• **DIRECTIONS FOR THIS TASK**
What follows is a set of records; repeat all of them exactly.

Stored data
▽

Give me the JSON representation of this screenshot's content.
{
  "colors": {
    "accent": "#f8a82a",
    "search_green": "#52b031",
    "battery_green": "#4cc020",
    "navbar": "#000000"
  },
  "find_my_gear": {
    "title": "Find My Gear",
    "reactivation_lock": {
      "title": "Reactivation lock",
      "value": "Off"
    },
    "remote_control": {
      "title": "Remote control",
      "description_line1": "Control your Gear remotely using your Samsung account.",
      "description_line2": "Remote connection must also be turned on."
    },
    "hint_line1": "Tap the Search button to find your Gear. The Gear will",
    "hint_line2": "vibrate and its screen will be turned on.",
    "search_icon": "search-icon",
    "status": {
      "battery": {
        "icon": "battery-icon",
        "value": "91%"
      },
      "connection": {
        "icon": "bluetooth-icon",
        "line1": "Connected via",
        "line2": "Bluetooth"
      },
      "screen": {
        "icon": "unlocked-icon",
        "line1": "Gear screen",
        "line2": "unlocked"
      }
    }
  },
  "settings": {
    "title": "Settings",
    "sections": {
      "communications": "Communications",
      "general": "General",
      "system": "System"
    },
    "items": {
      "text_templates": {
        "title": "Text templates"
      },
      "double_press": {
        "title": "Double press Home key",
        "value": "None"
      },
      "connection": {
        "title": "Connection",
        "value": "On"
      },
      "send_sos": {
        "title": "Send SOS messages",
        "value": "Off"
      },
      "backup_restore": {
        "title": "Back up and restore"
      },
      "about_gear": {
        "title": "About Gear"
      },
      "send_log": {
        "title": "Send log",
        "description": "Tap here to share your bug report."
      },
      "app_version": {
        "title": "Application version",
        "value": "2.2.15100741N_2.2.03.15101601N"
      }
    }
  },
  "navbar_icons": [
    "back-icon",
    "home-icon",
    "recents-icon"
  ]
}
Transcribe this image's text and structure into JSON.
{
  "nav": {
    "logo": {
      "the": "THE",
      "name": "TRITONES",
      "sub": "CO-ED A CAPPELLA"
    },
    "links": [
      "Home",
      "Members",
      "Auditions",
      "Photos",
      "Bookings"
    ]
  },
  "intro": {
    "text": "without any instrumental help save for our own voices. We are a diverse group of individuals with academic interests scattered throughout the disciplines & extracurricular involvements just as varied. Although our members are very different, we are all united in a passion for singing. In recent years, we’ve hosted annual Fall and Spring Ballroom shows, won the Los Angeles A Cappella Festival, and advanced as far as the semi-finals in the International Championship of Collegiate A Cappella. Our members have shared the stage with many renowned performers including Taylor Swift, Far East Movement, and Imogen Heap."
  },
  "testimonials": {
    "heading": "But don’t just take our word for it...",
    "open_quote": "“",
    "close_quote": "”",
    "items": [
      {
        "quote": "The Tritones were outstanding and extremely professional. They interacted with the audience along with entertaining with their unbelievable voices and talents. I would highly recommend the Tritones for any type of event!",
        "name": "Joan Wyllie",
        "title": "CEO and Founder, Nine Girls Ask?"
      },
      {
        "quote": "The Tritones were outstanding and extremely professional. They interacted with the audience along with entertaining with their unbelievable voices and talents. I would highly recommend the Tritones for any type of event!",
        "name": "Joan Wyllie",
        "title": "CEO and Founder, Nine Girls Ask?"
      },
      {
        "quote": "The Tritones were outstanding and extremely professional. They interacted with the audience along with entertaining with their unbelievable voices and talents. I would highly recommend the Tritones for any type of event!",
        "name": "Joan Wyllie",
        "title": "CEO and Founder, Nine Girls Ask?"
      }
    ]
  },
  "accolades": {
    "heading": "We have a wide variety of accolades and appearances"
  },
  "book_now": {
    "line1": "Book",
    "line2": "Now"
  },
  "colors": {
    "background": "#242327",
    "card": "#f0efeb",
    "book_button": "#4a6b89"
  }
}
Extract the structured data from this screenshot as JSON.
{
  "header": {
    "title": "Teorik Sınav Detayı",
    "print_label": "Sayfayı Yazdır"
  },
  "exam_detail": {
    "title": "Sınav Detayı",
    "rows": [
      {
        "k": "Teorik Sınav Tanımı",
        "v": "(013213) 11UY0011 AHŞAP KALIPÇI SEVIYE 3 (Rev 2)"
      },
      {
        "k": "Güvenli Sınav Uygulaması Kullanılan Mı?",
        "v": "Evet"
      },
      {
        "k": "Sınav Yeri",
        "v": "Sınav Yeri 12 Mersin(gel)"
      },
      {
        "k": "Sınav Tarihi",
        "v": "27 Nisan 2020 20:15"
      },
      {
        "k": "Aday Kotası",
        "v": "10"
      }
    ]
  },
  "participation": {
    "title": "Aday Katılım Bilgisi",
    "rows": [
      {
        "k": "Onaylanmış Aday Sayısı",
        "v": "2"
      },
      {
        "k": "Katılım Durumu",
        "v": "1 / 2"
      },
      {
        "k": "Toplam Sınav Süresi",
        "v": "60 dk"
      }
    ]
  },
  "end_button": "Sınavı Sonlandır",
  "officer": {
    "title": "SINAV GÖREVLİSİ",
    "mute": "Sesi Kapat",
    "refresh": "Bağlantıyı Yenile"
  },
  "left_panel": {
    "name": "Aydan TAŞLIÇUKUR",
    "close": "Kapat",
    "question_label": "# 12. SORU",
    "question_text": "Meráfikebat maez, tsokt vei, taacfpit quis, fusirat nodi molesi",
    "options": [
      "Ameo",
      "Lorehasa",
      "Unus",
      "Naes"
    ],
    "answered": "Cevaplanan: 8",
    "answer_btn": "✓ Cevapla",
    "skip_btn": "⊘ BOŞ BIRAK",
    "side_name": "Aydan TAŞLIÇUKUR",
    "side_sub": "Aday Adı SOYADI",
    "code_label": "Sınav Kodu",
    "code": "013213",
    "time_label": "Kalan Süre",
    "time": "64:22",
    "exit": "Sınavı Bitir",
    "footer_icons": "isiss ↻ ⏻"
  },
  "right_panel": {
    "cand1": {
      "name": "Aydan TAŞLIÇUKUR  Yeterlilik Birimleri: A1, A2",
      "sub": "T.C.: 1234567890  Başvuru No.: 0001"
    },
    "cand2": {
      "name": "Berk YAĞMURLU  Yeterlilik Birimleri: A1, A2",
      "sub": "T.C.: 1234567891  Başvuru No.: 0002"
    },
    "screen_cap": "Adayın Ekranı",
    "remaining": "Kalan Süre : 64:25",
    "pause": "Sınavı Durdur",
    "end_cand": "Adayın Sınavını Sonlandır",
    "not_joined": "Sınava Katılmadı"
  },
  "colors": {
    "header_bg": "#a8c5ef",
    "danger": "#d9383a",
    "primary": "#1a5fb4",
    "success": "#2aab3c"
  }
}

△

• **SOLVED EXERCISE**
Give me the JSON representation of this screenshot's content.
{
  "colors": {
    "accent": "#f8a82a",
    "search_green": "#52b031",
    "battery_green": "#4cc020",
    "navbar": "#000000"
  },
  "find_my_gear": {
    "title": "Find My Gear",
    "reactivation_lock": {
      "title": "Reactivation lock",
      "value": "Off"
    },
    "remote_control": {
      "title": "Remote control",
      "description_line1": "Control your Gear remotely using your Samsung account.",
      "description_line2": "Remote connection must also be turned on."
    },
    "hint_line1": "Tap the Search button to find your Gear. The Gear will",
    "hint_line2": "vibrate and its screen will be turned on.",
    "search_icon": "search-icon",
    "status": {
      "battery": {
        "icon": "battery-icon",
        "value": "91%"
      },
      "connection": {
        "icon": "bluetooth-icon",
        "line1": "Connected via",
        "line2": "Bluetooth"
      },
      "screen": {
        "icon": "unlocked-icon",
        "line1": "Gear screen",
        "line2": "unlocked"
      }
    }
  },
  "settings": {
    "title": "Settings",
    "sections": {
      "communications": "Communications",
      "general": "General",
      "system": "System"
    },
    "items": {
      "text_templates": {
        "title": "Text templates"
      },
      "double_press": {
        "title": "Double press Home key",
        "value": "None"
      },
      "connection": {
        "title": "Connection",
        "value": "On"
      },
      "send_sos": {
        "title": "Send SOS messages",
        "value": "Off"
      },
      "backup_restore": {
        "title": "Back up and restore"
      },
      "about_gear": {
        "title": "About Gear"
      },
      "send_log": {
        "title": "Send log",
        "description": "Tap here to share your bug report."
      },
      "app_version": {
        "title": "Application version",
        "value": "2.2.15100741N_2.2.03.15101601N"
      }
    }
  },
  "navbar_icons": [
    "back-icon",
    "home-icon",
    "recents-icon"
  ]
}
Transcribe this image's text and structure into JSON.
{
  "nav": {
    "logo": {
      "the": "THE",
      "name": "TRITONES",
      "sub": "CO-ED A CAPPELLA"
    },
    "links": [
      "Home",
      "Members",
      "Auditions",
      "Photos",
      "Bookings"
    ]
  },
  "intro": {
    "text": "without any instrumental help save for our own voices. We are a diverse group of individuals with academic interests scattered throughout the disciplines & extracurricular involvements just as varied. Although our members are very different, we are all united in a passion for singing. In recent years, we’ve hosted annual Fall and Spring Ballroom shows, won the Los Angeles A Cappella Festival, and advanced as far as the semi-finals in the International Championship of Collegiate A Cappella. Our members have shared the stage with many renowned performers including Taylor Swift, Far East Movement, and Imogen Heap."
  },
  "testimonials": {
    "heading": "But don’t just take our word for it...",
    "open_quote": "“",
    "close_quote": "”",
    "items": [
      {
        "quote": "The Tritones were outstanding and extremely professional. They interacted with the audience along with entertaining with their unbelievable voices and talents. I would highly recommend the Tritones for any type of event!",
        "name": "Joan Wyllie",
        "title": "CEO and Founder, Nine Girls Ask?"
      },
      {
        "quote": "The Tritones were outstanding and extremely professional. They interacted with the audience along with entertaining with their unbelievable voices and talents. I would highly recommend the Tritones for any type of event!",
        "name": "Joan Wyllie",
        "title": "CEO and Founder, Nine Girls Ask?"
      },
      {
        "quote": "The Tritones were outstanding and extremely professional. They interacted with the audience along with entertaining with their unbelievable voices and talents. I would highly recommend the Tritones for any type of event!",
        "name": "Joan Wyllie",
        "title": "CEO and Founder, Nine Girls Ask?"
      }
    ]
  },
  "accolades": {
    "heading": "We have a wide variety of accolades and appearances"
  },
  "book_now": {
    "line1": "Book",
    "line2": "Now"
  },
  "colors": {
    "background": "#242327",
    "card": "#f0efeb",
    "book_button": "#4a6b89"
  }
}
Extract the structured data from this screenshot as JSON.
{
  "header": {
    "title": "Teorik Sınav Detayı",
    "print_label": "Sayfayı Yazdır"
  },
  "exam_detail": {
    "title": "Sınav Detayı",
    "rows": [
      {
        "k": "Teorik Sınav Tanımı",
        "v": "(013213) 11UY0011 AHŞAP KALIPÇI SEVIYE 3 (Rev 2)"
      },
      {
        "k": "Güvenli Sınav Uygulaması Kullanılan Mı?",
        "v": "Evet"
      },
      {
        "k": "Sınav Yeri",
        "v": "Sınav Yeri 12 Mersin(gel)"
      },
      {
        "k": "Sınav Tarihi",
        "v": "27 Nisan 2020 20:15"
      },
      {
        "k": "Aday Kotası",
        "v": "10"
      }
    ]
  },
  "participation": {
    "title": "Aday Katılım Bilgisi",
    "rows": [
      {
        "k": "Onaylanmış Aday Sayısı",
        "v": "2"
      },
      {
        "k": "Katılım Durumu",
        "v": "1 / 2"
      },
      {
        "k": "Toplam Sınav Süresi",
        "v": "60 dk"
      }
    ]
  },
  "end_button": "Sınavı Sonlandır",
  "officer": {
    "title": "SINAV GÖREVLİSİ",
    "mute": "Sesi Kapat",
    "refresh": "Bağlantıyı Yenile"
  },
  "left_panel": {
    "name": "Aydan TAŞLIÇUKUR",
    "close": "Kapat",
    "question_label": "# 12. SORU",
    "question_text": "Meráfikebat maez, tsokt vei, taacfpit quis, fusirat nodi molesi",
    "options": [
      "Ameo",
      "Lorehasa",
      "Unus",
      "Naes"
    ],
    "answered": "Cevaplanan: 8",
    "answer_btn": "✓ Cevapla",
    "skip_btn": "⊘ BOŞ BIRAK",
    "side_name": "Aydan TAŞLIÇUKUR",
    "side_sub": "Aday Adı SOYADI",
    "code_label": "Sınav Kodu",
    "code": "013213",
    "time_label": "Kalan Süre",
    "time": "64:22",
    "exit": "Sınavı Bitir",
    "footer_icons": "isiss ↻ ⏻"
  },
  "right_panel": {
    "cand1": {
      "name": "Aydan TAŞLIÇUKUR  Yeterlilik Birimleri: A1, A2",
      "sub": "T.C.: 1234567890  Başvuru No.: 0001"
    },
    "cand2": {
      "name": "Berk YAĞMURLU  Yeterlilik Birimleri: A1, A2",
      "sub": "T.C.: 1234567891  Başvuru No.: 0002"
    },
    "screen_cap": "Adayın Ekranı",
    "remaining": "Kalan Süre : 64:25",
    "pause": "Sınavı Durdur",
    "end_cand": "Adayın Sınavını Sonlandır",
    "not_joined": "Sınava Katılmadı"
  },
  "colors": {
    "header_bg": "#a8c5ef",
    "danger": "#d9383a",
    "primary": "#1a5fb4",
    "success": "#2aab3c"
  }
}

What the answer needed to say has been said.